**Objective:**
Show every line in the entries below where the word "space" appears.

(Collected data entries)
----------------------------------------
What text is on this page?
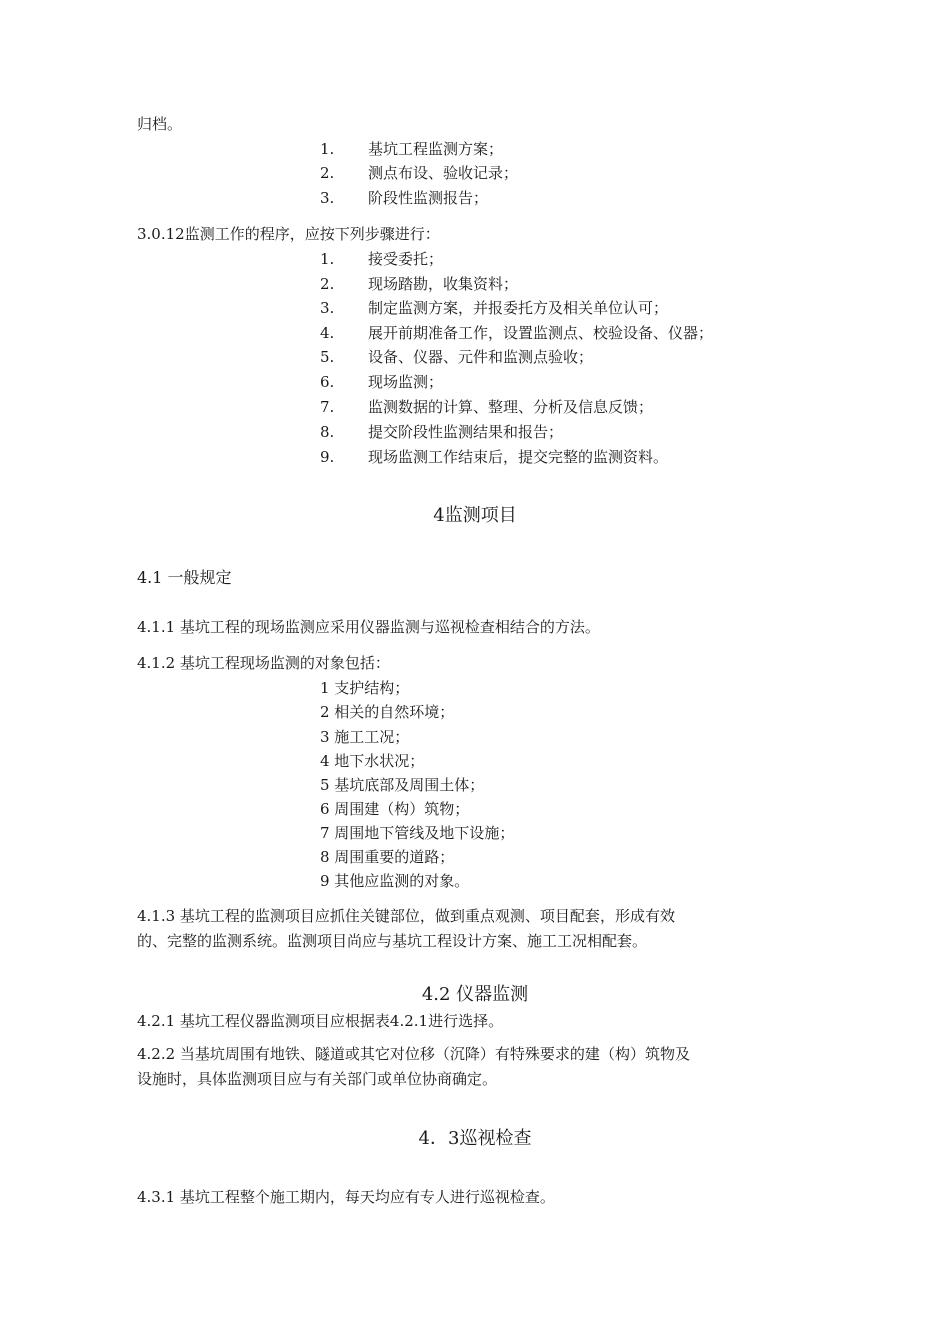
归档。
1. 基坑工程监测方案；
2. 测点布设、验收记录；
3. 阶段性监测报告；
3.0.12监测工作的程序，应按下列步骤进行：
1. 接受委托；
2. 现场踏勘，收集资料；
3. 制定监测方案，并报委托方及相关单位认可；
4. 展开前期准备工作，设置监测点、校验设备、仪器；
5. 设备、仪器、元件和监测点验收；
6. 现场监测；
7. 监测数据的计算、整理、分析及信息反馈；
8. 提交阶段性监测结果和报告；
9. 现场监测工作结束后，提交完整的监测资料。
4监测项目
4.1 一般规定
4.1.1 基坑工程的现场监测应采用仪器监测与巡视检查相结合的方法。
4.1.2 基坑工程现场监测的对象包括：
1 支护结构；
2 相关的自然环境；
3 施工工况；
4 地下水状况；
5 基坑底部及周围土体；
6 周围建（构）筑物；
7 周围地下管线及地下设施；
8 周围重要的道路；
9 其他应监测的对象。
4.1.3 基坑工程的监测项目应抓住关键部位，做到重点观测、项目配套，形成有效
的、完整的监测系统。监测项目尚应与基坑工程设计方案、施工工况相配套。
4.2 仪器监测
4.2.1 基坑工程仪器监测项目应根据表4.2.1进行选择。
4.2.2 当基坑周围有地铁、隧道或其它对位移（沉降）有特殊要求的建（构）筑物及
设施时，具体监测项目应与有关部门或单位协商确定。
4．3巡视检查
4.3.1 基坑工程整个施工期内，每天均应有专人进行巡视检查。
----------------------------------------
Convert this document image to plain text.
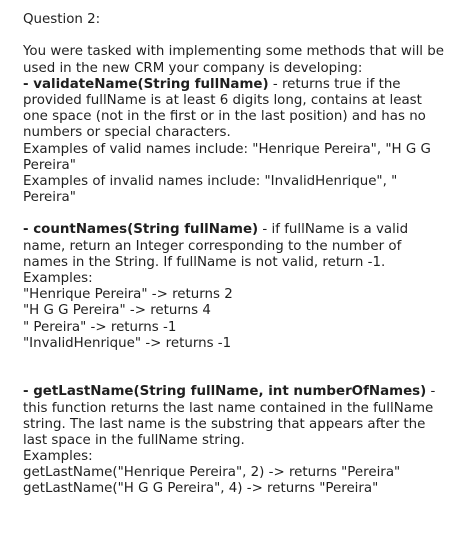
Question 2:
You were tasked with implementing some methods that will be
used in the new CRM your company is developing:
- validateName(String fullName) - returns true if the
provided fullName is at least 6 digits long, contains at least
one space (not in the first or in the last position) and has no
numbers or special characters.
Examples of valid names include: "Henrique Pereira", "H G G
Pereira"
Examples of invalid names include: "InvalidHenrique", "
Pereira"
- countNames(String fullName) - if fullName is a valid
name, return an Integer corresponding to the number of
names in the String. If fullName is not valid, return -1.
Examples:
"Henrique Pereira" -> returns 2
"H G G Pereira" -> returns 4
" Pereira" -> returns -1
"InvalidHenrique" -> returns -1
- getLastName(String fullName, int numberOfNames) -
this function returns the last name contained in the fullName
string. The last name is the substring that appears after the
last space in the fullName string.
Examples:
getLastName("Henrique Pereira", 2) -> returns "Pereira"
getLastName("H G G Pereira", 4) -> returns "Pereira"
----------------------------------------
**Written answer:**
one space (not in the first or in the last position) and has no
last space in the fullName string.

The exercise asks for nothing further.